━━━ The records ━━━

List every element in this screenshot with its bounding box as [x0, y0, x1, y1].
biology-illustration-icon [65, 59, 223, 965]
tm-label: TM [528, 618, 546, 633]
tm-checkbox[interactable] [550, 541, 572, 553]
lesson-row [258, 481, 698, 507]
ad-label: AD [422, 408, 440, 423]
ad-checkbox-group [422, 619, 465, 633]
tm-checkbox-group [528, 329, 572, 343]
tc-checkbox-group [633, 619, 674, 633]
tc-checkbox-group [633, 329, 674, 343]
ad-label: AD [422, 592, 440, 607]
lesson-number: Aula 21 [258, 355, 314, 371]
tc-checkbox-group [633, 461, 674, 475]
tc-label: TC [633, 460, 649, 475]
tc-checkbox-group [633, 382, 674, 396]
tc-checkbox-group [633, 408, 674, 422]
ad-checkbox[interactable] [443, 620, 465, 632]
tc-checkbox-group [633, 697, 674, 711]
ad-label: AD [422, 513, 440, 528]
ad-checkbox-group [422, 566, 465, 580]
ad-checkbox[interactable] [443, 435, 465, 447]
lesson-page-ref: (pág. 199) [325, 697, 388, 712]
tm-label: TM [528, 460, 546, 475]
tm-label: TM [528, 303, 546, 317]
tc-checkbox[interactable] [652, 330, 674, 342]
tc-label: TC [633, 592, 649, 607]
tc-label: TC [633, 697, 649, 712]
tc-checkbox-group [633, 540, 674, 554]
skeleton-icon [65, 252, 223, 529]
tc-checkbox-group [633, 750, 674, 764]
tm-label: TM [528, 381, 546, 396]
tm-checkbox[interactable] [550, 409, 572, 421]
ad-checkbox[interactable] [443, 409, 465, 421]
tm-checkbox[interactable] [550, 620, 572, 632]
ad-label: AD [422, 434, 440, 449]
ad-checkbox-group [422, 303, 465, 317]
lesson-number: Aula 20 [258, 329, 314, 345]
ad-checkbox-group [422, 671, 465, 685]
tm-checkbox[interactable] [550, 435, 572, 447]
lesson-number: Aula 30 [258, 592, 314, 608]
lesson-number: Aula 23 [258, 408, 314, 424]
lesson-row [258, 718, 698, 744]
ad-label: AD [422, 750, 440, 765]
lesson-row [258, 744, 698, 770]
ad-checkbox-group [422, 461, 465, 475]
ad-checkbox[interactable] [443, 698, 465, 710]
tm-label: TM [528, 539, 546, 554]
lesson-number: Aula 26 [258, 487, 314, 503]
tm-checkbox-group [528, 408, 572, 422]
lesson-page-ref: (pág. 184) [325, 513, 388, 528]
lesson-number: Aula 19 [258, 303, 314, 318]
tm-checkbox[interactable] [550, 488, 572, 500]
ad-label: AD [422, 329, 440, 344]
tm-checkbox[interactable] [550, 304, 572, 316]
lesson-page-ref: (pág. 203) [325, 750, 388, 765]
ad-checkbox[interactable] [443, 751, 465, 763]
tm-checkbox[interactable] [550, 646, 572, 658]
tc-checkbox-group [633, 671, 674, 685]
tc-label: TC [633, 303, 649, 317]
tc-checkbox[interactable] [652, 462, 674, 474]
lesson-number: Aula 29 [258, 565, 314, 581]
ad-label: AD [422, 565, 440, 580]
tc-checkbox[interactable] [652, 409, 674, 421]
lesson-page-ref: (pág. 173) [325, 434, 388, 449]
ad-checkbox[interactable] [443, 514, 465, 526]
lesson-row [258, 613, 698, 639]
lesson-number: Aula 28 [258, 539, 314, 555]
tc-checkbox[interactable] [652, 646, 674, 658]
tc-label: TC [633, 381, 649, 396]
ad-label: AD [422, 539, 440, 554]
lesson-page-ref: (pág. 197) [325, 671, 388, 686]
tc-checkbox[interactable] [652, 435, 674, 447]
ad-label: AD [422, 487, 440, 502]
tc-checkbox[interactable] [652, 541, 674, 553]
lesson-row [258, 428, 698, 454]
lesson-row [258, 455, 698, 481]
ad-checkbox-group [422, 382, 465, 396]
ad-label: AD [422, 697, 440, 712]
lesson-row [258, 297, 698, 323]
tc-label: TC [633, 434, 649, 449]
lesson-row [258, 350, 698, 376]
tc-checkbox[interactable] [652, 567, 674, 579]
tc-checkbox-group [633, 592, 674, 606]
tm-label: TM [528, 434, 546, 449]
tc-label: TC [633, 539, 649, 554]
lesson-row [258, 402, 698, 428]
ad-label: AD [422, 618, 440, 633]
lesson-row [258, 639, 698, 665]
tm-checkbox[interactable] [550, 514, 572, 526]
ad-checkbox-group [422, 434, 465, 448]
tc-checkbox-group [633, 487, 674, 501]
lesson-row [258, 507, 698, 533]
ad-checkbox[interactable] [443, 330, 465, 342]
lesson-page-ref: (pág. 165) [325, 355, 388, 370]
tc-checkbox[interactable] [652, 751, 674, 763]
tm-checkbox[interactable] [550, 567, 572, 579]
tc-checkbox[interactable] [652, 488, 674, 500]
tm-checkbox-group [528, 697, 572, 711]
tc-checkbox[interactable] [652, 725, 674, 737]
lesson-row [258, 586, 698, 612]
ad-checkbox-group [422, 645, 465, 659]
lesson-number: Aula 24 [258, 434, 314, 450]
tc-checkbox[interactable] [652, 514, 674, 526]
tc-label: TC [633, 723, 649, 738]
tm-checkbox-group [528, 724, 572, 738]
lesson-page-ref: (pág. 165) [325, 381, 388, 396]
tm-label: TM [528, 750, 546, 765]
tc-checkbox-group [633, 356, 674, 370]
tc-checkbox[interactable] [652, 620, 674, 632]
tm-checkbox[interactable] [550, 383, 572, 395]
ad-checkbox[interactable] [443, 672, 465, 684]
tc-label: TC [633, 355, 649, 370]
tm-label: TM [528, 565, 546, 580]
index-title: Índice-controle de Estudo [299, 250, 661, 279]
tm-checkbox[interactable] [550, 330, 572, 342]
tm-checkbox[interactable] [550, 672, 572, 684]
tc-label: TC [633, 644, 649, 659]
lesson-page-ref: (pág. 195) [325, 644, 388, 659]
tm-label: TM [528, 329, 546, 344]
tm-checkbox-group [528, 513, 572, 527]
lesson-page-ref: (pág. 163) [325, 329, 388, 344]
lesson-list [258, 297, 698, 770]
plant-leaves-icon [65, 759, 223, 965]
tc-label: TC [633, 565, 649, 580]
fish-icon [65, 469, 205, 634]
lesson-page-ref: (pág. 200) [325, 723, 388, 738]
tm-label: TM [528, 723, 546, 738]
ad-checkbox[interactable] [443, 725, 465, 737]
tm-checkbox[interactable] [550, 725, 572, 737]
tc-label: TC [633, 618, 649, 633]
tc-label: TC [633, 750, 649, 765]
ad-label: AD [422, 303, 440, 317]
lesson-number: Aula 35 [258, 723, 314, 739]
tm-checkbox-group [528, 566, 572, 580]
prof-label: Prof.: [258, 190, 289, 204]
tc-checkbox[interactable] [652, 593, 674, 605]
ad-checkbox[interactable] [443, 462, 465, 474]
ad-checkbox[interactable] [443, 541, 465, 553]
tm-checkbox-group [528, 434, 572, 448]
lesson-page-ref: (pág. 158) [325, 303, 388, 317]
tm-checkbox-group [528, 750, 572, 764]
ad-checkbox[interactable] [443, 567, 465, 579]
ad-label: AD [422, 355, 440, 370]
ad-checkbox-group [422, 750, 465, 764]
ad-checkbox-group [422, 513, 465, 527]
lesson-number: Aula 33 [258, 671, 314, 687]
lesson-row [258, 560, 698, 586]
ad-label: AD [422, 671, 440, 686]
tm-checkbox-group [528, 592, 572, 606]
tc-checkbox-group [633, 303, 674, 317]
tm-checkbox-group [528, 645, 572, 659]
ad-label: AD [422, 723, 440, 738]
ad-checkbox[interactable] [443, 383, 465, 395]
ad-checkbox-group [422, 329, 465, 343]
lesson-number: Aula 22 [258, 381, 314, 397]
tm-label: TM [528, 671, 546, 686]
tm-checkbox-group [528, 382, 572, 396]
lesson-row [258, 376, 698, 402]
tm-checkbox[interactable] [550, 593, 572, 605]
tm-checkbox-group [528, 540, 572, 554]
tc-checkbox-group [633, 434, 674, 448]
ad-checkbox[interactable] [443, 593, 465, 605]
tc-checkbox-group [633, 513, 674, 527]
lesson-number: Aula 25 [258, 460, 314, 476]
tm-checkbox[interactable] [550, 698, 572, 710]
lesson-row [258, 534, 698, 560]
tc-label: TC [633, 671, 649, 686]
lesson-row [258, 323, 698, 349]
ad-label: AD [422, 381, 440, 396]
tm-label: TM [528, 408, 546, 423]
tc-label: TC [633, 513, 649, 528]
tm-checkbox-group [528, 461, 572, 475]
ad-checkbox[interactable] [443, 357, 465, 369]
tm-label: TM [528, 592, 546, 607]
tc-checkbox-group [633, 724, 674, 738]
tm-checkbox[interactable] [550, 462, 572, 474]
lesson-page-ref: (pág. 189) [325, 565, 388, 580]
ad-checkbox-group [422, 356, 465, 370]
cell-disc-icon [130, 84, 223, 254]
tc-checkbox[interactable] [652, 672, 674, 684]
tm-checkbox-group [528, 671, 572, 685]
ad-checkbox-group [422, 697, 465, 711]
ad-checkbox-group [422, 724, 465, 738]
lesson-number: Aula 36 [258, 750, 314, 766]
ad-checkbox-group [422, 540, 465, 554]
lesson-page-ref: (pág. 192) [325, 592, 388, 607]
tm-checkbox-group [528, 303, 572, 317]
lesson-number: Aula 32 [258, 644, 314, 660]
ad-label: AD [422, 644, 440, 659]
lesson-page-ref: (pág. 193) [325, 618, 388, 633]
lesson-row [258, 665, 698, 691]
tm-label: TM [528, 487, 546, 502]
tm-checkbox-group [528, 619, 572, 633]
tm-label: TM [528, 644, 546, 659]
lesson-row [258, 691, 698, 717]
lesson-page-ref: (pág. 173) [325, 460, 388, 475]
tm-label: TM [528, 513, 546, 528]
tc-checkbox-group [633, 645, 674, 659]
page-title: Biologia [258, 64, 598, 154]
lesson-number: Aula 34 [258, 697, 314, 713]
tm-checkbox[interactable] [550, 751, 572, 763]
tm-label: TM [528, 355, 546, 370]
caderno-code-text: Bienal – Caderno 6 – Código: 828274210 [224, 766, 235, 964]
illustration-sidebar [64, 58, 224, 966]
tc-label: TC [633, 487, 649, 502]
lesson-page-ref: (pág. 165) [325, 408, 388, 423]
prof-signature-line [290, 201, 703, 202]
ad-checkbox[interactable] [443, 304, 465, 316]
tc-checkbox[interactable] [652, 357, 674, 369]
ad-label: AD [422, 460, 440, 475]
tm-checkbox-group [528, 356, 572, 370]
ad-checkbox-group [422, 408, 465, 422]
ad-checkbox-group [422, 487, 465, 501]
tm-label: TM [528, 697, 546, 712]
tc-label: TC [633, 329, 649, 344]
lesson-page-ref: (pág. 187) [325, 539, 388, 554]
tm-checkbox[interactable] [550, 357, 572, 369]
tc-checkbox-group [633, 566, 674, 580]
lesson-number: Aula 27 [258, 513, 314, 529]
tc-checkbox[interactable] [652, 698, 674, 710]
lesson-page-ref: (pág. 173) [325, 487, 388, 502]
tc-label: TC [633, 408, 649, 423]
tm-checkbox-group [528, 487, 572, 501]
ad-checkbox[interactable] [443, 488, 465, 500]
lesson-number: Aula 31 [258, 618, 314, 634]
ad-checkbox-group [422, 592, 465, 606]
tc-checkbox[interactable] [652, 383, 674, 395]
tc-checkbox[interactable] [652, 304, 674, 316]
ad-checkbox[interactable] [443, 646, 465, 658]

━━━

-- Instructions for the task --
Identify every line in the rows above that contains the string "title", and copy each one out in full.

-- Task response --
index-title: Índice-controle de Estudo [299, 250, 661, 279]
page-title: Biologia [258, 64, 598, 154]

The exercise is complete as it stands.